## Task description
Extract all lines in the data that contain the word "Lion".
## start Provided records
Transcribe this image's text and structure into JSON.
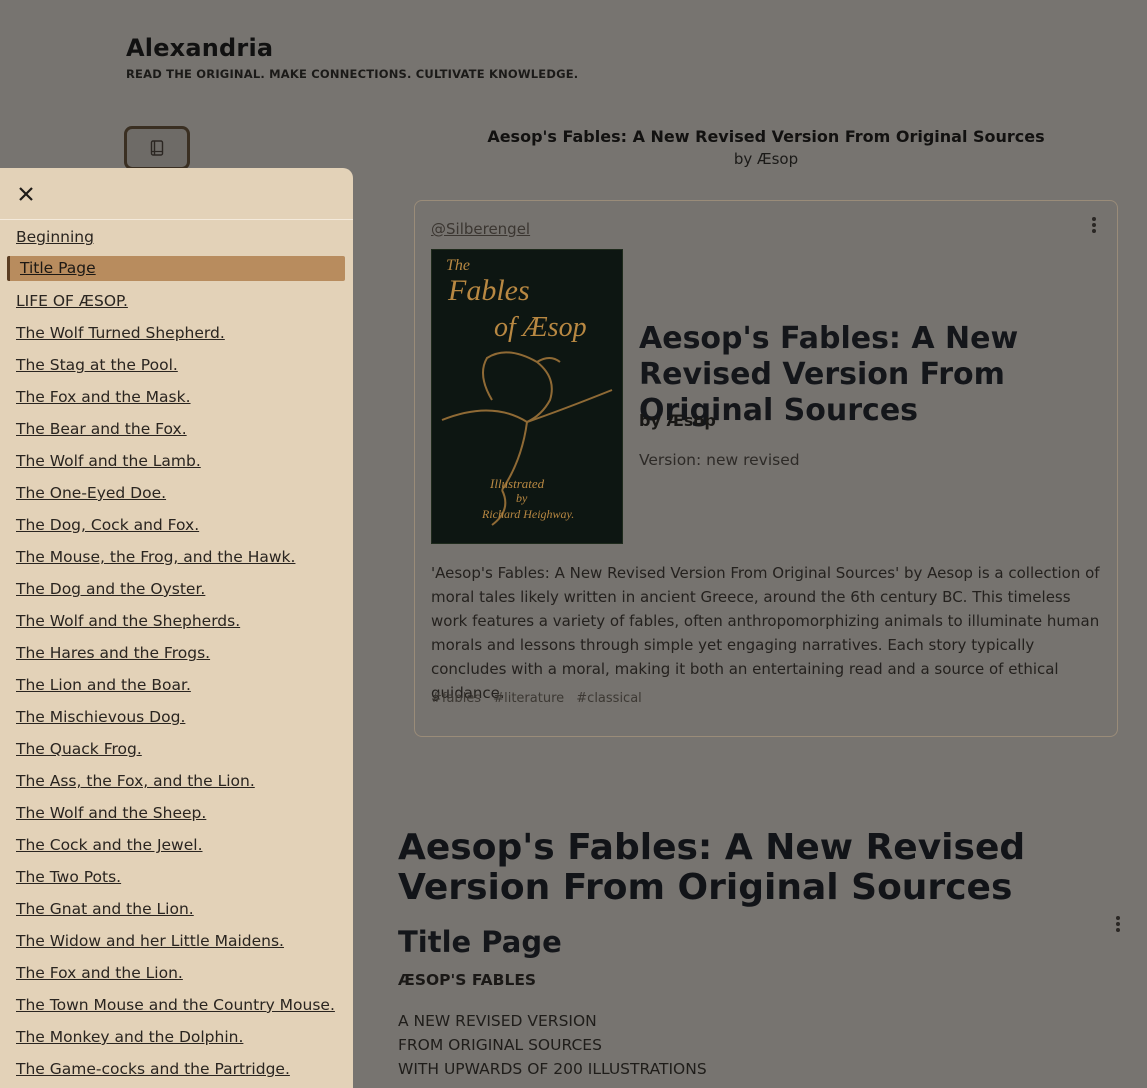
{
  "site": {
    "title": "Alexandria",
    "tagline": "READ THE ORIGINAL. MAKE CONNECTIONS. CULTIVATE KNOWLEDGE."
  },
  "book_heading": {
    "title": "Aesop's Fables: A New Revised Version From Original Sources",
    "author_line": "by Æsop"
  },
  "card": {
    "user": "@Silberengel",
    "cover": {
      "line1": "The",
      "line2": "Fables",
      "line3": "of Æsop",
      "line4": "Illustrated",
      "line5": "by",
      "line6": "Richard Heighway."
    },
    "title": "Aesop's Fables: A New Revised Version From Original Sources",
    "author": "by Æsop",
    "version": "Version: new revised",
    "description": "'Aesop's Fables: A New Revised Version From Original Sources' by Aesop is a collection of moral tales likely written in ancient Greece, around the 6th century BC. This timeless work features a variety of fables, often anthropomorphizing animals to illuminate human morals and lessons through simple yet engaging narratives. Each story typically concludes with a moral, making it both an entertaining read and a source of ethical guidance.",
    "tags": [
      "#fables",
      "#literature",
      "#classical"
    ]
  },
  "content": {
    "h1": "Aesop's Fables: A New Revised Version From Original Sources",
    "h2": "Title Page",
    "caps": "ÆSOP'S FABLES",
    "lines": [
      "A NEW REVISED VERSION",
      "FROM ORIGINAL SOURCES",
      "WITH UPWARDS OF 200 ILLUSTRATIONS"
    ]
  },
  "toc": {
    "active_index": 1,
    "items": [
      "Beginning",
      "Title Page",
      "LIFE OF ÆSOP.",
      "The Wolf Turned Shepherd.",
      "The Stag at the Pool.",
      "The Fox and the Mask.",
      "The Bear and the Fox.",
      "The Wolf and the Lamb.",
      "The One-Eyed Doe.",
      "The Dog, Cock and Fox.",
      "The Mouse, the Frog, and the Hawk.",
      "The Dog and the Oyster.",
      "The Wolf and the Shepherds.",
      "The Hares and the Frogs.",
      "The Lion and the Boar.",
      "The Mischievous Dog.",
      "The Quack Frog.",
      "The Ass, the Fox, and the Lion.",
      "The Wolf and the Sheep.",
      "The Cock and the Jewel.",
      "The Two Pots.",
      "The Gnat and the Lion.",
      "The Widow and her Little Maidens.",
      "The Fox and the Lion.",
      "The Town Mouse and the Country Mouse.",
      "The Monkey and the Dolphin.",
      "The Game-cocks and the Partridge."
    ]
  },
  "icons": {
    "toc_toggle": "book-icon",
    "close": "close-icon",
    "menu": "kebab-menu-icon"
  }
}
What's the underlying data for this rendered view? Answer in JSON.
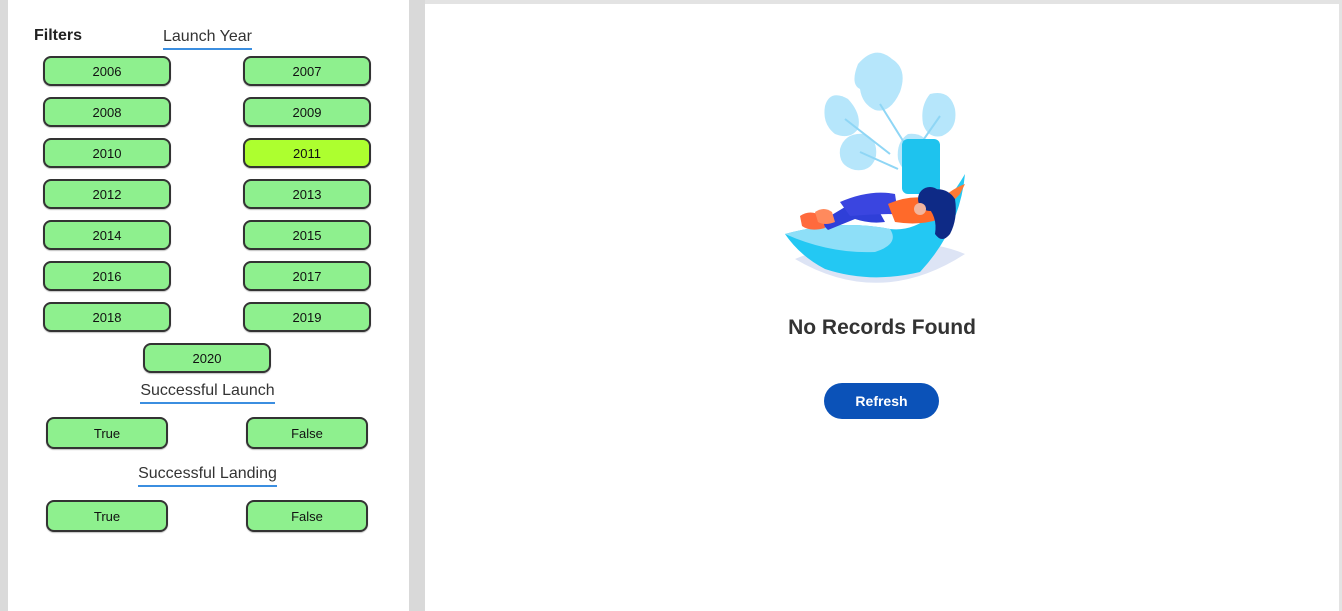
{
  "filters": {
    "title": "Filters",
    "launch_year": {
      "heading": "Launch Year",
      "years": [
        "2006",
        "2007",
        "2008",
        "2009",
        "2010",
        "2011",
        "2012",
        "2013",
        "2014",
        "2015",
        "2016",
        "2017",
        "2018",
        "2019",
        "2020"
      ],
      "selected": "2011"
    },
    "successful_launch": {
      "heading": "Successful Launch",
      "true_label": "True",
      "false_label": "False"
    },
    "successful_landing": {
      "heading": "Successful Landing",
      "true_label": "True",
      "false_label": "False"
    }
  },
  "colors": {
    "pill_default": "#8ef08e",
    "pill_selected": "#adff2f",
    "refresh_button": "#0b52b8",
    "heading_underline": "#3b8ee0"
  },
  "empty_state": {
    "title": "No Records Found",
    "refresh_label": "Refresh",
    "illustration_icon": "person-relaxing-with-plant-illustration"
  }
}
## end Provided records
## Solution
      "The Lion and the Boar.",
      "The Ass, the Fox, and the Lion.",
      "The Gnat and the Lion.",
      "The Fox and the Lion.",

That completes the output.